--- What is asked ---
Where a line of the material contains the string "итогах", copy that line.

[START OF Data to use]

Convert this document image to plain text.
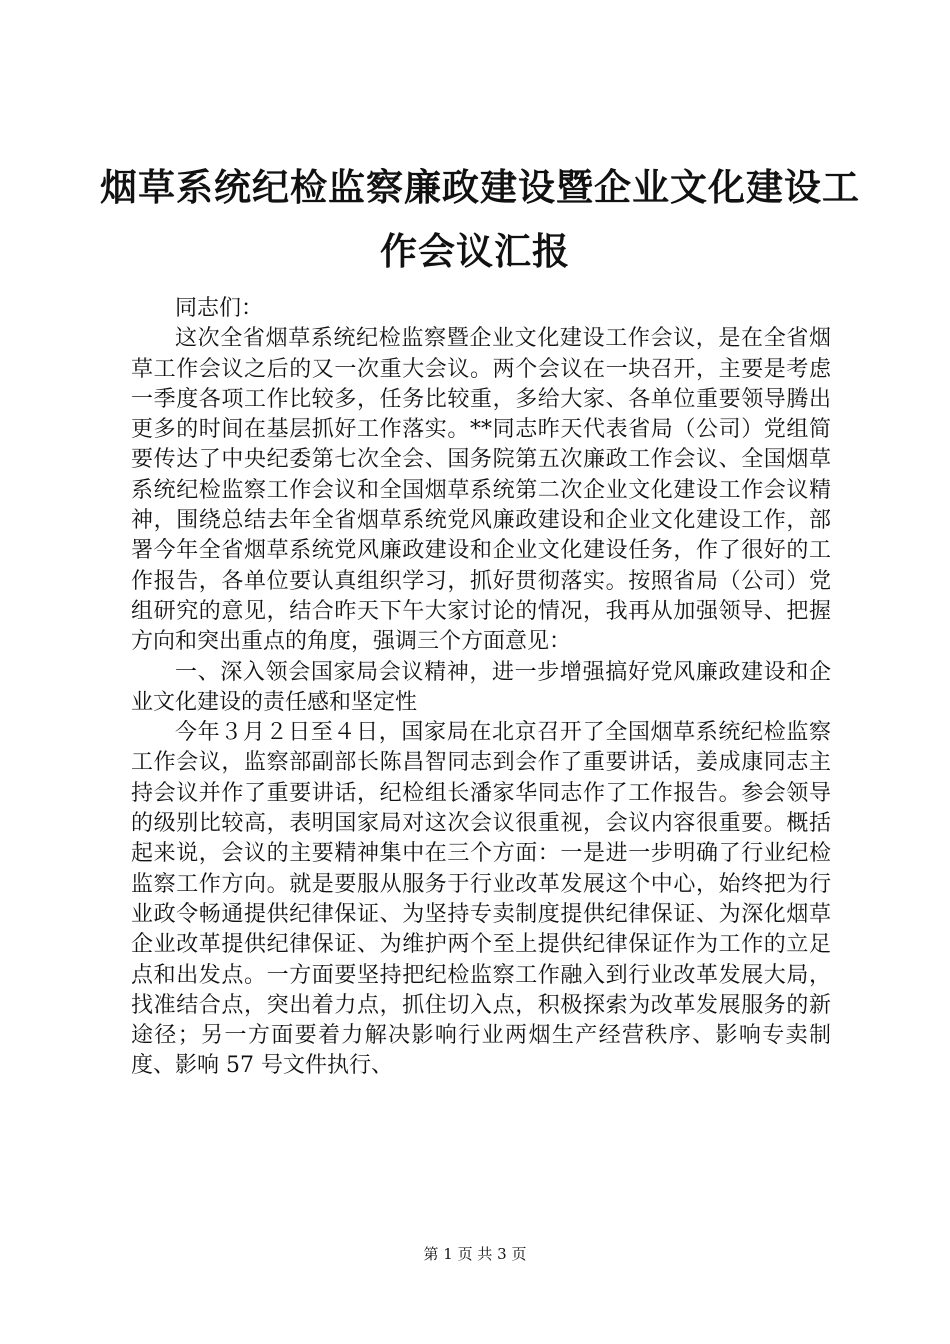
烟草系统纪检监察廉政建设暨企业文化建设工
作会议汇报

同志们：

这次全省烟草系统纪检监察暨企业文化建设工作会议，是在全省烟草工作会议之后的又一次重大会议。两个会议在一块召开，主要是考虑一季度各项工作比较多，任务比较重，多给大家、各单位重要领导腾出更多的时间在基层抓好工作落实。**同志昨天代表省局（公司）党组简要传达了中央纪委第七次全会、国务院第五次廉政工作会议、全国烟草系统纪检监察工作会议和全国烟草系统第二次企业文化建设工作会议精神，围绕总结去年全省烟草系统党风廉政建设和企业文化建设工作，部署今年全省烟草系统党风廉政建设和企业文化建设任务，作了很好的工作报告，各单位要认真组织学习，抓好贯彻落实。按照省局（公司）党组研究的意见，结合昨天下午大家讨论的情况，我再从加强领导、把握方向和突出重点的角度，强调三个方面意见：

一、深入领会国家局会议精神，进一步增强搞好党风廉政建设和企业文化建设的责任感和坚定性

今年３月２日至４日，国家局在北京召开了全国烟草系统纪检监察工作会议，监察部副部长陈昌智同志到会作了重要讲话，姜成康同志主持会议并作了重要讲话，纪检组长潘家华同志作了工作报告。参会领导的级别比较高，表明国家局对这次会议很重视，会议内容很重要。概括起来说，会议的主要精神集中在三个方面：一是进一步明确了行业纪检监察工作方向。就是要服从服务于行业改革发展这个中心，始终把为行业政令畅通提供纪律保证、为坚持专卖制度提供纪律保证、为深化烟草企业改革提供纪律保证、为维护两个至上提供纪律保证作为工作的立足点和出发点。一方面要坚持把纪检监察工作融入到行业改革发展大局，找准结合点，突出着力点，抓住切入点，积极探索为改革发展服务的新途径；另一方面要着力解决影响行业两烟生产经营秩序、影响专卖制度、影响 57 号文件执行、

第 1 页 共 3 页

[END OF Data to use]
[START OF Data to use]

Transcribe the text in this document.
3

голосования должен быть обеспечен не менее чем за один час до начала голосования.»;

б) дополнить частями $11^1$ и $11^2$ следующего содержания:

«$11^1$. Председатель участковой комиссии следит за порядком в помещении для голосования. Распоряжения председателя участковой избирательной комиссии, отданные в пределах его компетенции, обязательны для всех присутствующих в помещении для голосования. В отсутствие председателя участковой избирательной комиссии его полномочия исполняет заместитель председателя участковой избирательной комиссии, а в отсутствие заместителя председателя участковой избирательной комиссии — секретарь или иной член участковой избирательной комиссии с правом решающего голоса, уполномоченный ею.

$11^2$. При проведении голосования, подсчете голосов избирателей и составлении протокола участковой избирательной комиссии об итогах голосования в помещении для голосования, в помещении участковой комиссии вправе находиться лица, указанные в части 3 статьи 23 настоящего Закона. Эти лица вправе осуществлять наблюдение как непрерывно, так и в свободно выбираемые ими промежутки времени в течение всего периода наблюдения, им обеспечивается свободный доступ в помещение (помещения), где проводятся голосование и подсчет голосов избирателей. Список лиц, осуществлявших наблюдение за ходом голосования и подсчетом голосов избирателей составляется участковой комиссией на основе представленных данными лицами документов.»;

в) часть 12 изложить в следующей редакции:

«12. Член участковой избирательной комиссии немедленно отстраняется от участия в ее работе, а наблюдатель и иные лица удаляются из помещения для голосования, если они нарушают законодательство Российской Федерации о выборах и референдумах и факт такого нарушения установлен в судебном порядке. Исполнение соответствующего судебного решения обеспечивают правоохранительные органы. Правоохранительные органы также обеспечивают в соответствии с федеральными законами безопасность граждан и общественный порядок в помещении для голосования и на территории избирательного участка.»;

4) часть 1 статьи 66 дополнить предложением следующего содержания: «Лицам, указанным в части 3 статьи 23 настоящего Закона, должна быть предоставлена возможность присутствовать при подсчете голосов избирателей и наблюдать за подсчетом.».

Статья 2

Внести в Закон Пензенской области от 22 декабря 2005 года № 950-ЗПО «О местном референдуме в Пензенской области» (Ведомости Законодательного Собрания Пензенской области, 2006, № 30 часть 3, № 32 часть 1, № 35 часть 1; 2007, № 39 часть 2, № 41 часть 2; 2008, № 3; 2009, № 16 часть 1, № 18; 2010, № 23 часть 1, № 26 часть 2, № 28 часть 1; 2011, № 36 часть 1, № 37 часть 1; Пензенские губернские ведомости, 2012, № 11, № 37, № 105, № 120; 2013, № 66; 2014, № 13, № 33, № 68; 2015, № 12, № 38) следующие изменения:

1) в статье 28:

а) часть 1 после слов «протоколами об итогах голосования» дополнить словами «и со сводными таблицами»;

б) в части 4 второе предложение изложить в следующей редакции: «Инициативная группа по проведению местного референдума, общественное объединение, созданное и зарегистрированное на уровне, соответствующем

[END OF Data to use]

--- In response ---
$11^2$. При проведении голосования, подсчете голосов избирателей и составлении протокола участковой избирательной комиссии об итогах голосования в помещении для голосования, в помещении участковой комиссии вправе находиться лица, указанные в части 3 статьи 23 настоящего Закона. Эти лица вправе осуществлять наблюдение как непрерывно, так и в свободно выбираемые ими промежутки времени в течение всего периода наблюдения, им обеспечивается свободный доступ в помещение (помещения), где проводятся голосование и подсчет голосов избирателей. Список лиц, осуществлявших наблюдение за ходом голосования и подсчетом голосов избирателей составляется участковой комиссией на основе представленных данными лицами документов.»;
а) часть 1 после слов «протоколами об итогах голосования» дополнить словами «и со сводными таблицами»;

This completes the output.